Work to do — Seek out every line containing the word "text", and copy each.

# # #

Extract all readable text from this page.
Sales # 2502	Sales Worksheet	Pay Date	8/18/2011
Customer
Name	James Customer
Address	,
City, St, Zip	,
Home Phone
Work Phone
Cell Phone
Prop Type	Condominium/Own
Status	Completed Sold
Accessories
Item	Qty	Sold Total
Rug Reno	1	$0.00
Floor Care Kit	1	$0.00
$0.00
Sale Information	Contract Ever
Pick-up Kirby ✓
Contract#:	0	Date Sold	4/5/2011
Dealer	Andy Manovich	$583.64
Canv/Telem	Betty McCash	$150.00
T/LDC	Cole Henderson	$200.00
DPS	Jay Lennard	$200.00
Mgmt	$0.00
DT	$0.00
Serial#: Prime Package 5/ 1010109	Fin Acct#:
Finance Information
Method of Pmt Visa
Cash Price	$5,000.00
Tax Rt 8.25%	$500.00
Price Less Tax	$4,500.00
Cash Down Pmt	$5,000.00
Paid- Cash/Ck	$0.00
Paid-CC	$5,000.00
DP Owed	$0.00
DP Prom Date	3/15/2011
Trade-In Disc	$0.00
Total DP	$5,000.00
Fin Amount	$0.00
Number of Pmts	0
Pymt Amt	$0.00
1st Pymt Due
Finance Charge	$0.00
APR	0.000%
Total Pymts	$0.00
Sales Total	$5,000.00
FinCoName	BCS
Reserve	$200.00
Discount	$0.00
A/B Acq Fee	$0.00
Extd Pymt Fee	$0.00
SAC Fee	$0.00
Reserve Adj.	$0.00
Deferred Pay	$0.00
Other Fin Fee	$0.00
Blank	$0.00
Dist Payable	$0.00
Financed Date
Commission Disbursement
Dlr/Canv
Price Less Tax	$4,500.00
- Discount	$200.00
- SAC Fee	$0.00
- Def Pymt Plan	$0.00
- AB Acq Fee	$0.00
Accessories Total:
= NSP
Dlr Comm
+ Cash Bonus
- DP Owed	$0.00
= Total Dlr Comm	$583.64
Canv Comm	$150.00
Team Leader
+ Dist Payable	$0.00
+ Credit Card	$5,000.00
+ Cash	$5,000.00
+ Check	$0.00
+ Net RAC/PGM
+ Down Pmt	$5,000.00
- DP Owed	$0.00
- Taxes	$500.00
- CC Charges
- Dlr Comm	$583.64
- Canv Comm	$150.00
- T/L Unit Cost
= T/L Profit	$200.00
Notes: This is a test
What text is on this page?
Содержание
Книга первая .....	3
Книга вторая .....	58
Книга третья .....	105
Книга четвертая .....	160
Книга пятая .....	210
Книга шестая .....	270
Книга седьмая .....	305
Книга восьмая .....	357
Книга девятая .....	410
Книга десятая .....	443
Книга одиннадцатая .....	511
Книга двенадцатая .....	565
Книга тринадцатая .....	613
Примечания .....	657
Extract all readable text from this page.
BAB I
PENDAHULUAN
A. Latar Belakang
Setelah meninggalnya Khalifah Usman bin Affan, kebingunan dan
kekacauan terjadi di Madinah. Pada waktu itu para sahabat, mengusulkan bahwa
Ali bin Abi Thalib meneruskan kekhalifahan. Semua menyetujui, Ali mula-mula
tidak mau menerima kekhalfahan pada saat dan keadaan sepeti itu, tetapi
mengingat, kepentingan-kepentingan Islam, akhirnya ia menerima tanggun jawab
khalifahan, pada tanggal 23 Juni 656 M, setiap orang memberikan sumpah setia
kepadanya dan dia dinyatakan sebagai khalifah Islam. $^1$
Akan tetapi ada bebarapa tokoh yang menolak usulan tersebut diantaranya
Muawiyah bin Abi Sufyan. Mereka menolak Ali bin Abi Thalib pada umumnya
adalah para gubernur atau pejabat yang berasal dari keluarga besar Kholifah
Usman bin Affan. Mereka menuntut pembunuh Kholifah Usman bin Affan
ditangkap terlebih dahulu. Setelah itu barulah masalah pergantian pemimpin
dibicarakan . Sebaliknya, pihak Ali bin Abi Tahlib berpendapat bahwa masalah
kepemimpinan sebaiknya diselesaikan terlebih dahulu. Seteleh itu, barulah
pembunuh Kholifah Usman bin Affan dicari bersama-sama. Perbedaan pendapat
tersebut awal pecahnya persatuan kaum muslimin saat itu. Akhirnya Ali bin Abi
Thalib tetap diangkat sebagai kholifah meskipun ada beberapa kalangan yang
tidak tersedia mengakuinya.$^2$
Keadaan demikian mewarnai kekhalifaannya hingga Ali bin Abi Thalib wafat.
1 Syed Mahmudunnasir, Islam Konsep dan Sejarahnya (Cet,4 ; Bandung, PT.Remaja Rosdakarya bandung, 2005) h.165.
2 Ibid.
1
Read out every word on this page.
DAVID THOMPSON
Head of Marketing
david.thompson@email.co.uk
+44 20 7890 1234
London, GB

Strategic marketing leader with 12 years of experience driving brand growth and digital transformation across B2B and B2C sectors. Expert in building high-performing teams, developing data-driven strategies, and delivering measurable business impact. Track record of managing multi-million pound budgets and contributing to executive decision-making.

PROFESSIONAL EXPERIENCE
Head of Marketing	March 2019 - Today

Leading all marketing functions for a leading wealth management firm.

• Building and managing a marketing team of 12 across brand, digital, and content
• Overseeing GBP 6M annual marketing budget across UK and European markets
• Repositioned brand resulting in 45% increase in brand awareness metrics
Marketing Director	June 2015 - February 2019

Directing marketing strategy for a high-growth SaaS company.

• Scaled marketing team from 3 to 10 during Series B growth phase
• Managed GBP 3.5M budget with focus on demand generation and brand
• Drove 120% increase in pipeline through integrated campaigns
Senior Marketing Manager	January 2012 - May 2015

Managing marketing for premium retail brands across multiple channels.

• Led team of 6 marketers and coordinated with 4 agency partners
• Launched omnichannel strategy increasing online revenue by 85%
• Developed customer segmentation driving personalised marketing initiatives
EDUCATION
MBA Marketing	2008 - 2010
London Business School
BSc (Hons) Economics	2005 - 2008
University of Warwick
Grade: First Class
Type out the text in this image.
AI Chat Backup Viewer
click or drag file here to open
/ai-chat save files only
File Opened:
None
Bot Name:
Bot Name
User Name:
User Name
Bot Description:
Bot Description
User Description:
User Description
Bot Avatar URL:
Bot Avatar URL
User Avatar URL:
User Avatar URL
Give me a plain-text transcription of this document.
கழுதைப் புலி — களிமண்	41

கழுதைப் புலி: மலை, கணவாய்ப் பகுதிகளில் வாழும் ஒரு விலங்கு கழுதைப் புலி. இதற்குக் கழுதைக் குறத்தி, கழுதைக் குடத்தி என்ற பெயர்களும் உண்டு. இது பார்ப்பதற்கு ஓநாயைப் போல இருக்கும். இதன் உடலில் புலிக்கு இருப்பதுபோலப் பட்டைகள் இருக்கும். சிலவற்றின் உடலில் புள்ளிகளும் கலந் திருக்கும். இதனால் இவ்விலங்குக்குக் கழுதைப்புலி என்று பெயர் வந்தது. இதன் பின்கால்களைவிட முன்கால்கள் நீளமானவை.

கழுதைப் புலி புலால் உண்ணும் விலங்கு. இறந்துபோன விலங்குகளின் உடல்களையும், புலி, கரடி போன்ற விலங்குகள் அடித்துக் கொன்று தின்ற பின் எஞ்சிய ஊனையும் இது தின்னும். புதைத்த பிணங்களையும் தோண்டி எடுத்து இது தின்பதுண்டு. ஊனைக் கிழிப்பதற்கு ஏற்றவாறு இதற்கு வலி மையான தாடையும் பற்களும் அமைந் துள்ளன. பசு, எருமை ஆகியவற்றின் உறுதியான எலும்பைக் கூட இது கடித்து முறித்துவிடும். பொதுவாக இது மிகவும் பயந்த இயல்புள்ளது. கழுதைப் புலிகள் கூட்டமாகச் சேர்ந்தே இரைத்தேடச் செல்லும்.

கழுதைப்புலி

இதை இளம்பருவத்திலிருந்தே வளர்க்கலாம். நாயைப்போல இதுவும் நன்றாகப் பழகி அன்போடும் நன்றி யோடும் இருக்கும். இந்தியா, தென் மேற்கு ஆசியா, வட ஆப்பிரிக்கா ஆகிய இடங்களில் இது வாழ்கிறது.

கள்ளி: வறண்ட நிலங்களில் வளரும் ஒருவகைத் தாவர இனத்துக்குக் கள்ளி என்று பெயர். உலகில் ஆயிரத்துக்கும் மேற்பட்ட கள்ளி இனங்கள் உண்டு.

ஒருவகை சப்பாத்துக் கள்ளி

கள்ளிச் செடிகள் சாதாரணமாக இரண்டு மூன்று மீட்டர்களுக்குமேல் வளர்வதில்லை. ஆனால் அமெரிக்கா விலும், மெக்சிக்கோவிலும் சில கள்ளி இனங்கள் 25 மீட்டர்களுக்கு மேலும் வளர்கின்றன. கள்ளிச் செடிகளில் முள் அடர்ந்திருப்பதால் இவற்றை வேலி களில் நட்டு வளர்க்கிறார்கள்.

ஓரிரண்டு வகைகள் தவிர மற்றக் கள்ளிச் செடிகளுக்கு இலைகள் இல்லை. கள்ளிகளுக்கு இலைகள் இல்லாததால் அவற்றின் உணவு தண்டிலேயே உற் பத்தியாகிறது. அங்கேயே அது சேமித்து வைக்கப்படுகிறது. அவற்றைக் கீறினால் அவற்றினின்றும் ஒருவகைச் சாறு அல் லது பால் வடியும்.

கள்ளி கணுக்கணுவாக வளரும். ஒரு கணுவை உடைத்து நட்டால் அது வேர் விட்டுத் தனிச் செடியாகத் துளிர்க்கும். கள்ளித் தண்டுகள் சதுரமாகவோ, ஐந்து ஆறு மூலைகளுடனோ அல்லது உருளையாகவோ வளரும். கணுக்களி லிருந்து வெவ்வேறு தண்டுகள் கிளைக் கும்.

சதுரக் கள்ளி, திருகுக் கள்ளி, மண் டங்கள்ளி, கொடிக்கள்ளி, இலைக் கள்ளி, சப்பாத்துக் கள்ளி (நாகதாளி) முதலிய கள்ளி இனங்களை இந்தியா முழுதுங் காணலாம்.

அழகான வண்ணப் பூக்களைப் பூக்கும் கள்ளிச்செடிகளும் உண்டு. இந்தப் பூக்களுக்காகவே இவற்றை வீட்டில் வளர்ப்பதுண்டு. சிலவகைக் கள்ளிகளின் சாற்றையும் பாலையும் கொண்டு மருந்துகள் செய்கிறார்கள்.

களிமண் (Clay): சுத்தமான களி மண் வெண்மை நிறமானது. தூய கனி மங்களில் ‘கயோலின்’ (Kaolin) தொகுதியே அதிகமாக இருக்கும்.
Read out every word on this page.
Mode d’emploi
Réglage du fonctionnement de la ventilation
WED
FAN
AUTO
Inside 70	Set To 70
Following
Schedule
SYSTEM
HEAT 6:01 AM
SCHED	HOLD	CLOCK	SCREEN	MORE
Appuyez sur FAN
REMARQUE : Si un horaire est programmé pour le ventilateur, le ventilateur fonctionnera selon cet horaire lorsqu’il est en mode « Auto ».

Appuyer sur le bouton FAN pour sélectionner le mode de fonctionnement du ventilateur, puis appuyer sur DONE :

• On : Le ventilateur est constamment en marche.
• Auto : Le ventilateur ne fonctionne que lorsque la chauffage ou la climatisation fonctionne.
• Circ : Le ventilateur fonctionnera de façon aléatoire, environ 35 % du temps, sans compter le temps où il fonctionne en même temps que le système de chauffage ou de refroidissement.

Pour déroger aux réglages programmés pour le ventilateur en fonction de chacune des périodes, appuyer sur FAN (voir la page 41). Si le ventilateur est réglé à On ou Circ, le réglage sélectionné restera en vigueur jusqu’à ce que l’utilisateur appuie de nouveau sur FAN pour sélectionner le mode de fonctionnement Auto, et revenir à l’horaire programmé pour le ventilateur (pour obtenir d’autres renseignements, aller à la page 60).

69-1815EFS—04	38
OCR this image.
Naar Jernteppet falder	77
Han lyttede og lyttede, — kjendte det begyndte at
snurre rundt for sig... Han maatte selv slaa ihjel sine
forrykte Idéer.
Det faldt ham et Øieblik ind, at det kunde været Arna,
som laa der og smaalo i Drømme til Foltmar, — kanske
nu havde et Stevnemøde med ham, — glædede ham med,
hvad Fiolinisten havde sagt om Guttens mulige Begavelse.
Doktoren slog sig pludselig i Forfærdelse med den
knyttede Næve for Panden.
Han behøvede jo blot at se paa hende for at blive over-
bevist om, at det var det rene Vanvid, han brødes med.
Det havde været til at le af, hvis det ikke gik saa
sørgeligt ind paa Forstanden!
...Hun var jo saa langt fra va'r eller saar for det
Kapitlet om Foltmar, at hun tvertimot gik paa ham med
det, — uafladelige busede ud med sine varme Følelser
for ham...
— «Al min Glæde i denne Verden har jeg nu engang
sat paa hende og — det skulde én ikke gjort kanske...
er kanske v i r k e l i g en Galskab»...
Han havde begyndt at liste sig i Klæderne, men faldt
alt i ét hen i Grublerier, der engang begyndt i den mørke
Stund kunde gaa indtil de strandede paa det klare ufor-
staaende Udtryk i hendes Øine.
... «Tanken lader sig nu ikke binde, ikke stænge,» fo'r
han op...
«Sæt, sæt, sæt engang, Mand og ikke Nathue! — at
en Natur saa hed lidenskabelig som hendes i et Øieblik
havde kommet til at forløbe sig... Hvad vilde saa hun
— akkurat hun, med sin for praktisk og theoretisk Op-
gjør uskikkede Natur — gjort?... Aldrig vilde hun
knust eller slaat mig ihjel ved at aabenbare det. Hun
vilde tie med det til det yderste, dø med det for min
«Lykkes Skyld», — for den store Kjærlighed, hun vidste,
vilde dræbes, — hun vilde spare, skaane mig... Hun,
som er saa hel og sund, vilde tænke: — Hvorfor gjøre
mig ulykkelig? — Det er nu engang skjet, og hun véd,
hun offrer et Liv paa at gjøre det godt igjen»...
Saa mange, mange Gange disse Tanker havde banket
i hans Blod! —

# # #

Exercise answer —
Extract all readable text from this page.
What text is on this page?
Extract all readable text from this page.
Type out the text in this image.
Give me a plain-text transcription of this document.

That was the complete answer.